— START OF ROWS —
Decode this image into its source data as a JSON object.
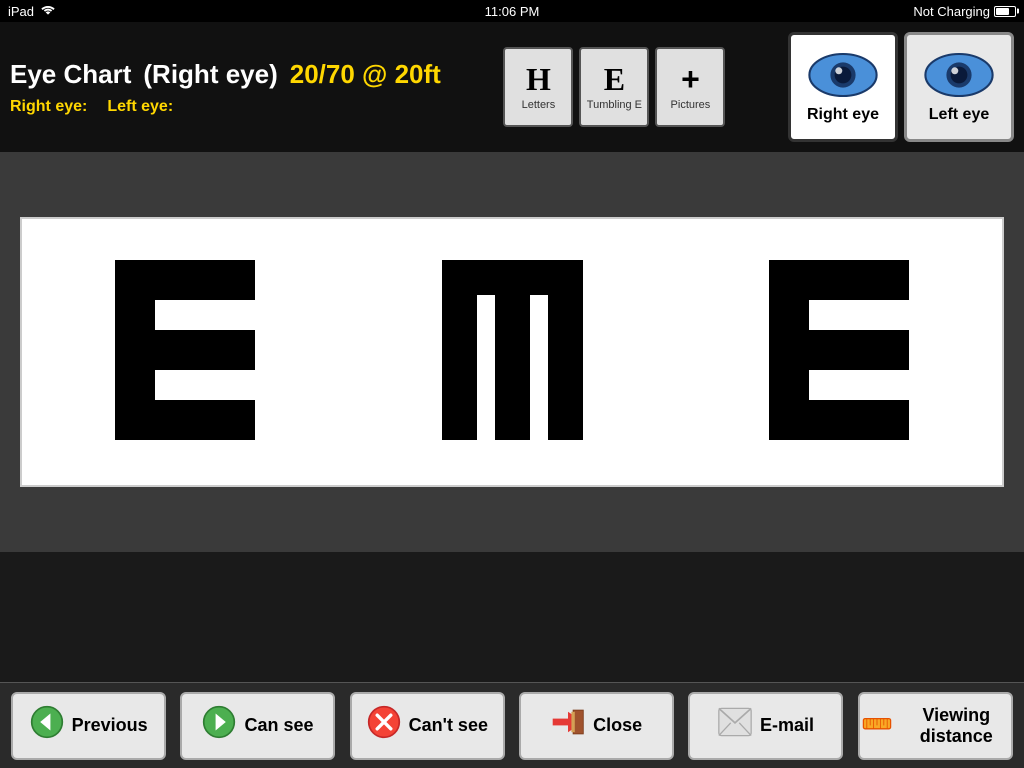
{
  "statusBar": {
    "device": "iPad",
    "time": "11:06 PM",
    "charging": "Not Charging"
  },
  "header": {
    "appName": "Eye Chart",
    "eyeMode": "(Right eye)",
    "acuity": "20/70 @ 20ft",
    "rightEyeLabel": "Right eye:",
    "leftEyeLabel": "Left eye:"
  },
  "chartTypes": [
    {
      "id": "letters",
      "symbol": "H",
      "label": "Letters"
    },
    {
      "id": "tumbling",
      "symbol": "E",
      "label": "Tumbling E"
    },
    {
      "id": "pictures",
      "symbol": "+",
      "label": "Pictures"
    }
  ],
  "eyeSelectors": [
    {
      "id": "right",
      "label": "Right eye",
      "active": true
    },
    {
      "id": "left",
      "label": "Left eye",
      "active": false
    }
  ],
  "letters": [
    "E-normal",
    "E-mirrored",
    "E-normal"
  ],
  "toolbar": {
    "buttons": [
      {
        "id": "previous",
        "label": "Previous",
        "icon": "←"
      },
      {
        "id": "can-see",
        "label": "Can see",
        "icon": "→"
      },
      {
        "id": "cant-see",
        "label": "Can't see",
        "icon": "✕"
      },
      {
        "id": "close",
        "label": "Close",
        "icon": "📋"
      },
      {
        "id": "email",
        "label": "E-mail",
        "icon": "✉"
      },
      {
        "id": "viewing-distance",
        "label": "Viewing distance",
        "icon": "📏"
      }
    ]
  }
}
— END OF ROWS —
— START OF ROWS —
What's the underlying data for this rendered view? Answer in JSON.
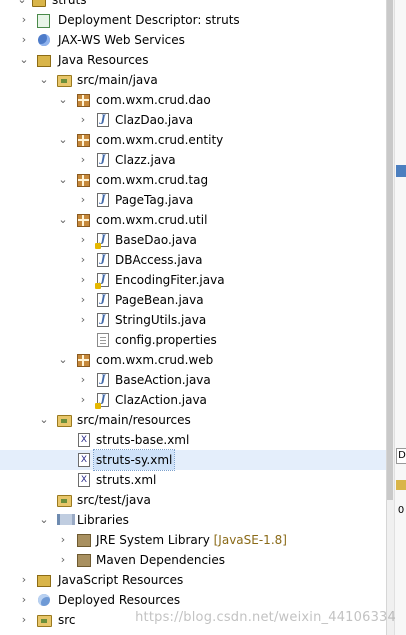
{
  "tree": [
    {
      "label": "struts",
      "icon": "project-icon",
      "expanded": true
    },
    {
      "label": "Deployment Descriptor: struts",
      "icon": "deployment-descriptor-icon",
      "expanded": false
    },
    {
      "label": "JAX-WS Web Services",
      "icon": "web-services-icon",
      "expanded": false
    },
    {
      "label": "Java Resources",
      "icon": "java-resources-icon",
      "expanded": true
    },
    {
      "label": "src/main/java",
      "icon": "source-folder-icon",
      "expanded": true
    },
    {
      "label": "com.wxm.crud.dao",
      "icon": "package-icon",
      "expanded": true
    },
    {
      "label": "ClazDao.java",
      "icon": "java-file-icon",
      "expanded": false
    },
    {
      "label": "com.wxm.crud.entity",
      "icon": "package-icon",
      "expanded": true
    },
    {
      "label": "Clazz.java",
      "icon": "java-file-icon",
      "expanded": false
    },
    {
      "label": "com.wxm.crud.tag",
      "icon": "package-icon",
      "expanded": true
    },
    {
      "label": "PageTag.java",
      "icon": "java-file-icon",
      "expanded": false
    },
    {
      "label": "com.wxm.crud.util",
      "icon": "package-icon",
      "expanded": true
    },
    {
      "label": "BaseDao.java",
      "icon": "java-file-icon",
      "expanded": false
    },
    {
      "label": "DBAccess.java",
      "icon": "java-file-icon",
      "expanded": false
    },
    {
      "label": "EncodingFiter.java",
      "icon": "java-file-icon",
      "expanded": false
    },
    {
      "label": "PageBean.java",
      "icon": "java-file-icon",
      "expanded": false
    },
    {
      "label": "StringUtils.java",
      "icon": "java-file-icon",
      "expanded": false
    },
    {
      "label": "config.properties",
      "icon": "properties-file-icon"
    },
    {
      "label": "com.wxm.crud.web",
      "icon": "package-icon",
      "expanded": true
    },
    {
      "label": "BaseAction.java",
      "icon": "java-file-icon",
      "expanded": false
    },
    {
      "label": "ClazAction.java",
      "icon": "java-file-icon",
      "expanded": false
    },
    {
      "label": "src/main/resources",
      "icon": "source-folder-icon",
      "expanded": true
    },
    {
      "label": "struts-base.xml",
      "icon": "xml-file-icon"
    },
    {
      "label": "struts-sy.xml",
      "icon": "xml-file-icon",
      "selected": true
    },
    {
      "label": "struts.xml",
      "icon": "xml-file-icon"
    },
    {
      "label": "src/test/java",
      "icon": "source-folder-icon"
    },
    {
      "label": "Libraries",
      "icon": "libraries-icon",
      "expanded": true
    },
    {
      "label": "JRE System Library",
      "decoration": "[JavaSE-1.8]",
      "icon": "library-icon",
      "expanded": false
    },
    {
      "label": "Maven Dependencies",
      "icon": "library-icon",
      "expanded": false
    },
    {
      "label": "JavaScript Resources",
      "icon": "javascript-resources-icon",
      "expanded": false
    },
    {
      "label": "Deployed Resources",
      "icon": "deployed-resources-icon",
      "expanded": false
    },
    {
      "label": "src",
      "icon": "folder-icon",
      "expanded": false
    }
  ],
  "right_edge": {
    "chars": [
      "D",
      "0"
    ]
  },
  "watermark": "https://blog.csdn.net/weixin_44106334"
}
— END OF ROWS —
WORK TO COMPLETE » In the records above, locate every line with the string "folder" and copy it.

CORRECT RESULT »
      "icon": "source-folder-icon",
      "icon": "source-folder-icon",
      "icon": "source-folder-icon"
      "icon": "folder-icon",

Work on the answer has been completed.